- TEXT:
# Windows XP Home Edition und Windows 2000 Netzwerk Problem



## Flap (14. November 2004)

Huhu,

Ich hab ein kleines Problem und zwar hab 6 Rechner zu Hause auf 5 Rechnern ist Windows 2000 drauf und auf einen ist Windows XP Home Edition drauf.
Alle PC’s sind in der gleichen Arbeitsgruppe drinnen! Bloß der PC mit Win XP wird nicht angezeigt in der Gruppe, obwohl der Pc genau in der gleichen Gruppe ist 
Auch wenn ich mir die Arbeitsgruppe vom PC Win Xp angucke zeigt er sich auch nicht selbst an!

Also von Win XP kann ich über  Netzwerkumgebung /Arbeitsgruppencomputer anzeigen auf alle Rechner zugreifen und sehe auch alle, außer den WIN XP selbst

Bei Win 2000 ist das genau das gleiche und ich finde den WIN XP Rechner nur über Computer suchen.

Meine frage ist , wie schaff ich das ,dass der WIN XP Rechner in den Arbeitsgruppen angezeigt wird ?

Ich bitte um Hilfe ….


----------



## NatureBoy (15. November 2004)

Dein Problrm könnte die Windows eigene Firewall sein.

[Datensätze zur Annotation von Bereichen]
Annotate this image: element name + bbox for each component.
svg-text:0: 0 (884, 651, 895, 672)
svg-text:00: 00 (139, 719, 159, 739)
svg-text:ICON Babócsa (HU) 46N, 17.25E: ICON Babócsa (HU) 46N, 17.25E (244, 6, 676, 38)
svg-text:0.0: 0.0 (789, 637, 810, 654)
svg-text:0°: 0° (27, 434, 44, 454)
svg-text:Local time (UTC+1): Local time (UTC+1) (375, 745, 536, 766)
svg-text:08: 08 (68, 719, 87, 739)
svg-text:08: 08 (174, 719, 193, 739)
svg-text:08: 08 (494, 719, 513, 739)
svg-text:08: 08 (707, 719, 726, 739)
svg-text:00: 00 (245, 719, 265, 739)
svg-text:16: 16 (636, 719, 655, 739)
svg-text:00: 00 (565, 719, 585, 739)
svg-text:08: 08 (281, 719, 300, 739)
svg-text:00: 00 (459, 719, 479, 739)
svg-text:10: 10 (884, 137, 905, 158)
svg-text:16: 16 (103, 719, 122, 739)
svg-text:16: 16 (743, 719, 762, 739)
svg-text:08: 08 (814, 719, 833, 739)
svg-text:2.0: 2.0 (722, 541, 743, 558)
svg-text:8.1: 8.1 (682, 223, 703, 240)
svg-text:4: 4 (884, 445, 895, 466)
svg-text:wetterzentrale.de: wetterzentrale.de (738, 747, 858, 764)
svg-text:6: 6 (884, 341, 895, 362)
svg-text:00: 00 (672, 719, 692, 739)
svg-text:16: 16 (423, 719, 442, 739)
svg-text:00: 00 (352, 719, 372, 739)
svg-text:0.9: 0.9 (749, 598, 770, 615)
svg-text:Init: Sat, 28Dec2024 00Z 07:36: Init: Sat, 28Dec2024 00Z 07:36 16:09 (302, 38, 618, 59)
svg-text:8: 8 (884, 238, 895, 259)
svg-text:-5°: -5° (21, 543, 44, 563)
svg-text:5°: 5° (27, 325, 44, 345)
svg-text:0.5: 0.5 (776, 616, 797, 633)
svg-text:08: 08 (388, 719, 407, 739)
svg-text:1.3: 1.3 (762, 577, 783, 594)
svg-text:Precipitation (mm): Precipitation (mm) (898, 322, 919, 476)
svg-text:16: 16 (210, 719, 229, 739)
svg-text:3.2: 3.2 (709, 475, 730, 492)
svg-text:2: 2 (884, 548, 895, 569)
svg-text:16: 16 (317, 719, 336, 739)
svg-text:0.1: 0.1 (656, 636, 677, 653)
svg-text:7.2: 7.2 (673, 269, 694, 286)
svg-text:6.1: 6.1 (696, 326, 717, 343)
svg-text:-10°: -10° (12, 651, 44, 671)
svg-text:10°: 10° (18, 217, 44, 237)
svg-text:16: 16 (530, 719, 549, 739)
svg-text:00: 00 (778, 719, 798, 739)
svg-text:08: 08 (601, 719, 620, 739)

- DEINE AUFGABEN:
1/ Auf wie vielen Rechnern läuft laut dem Forumsthread Windows 2000?
2/ Wähle jede Zeile der Datensätze aus, in der die Zeichenfolge "Babócsa" vorkommt.
Die Datensätze haben mit dem Forumsthread nichts zu tun.

- ANTWORTEN JE AUFGABE:
1/ Auf fünf Rechnern.

2/
svg-text:ICON Babócsa (HU) 46N, 17.25E: ICON Babócsa (HU) 46N, 17.25E (244, 6, 676, 38)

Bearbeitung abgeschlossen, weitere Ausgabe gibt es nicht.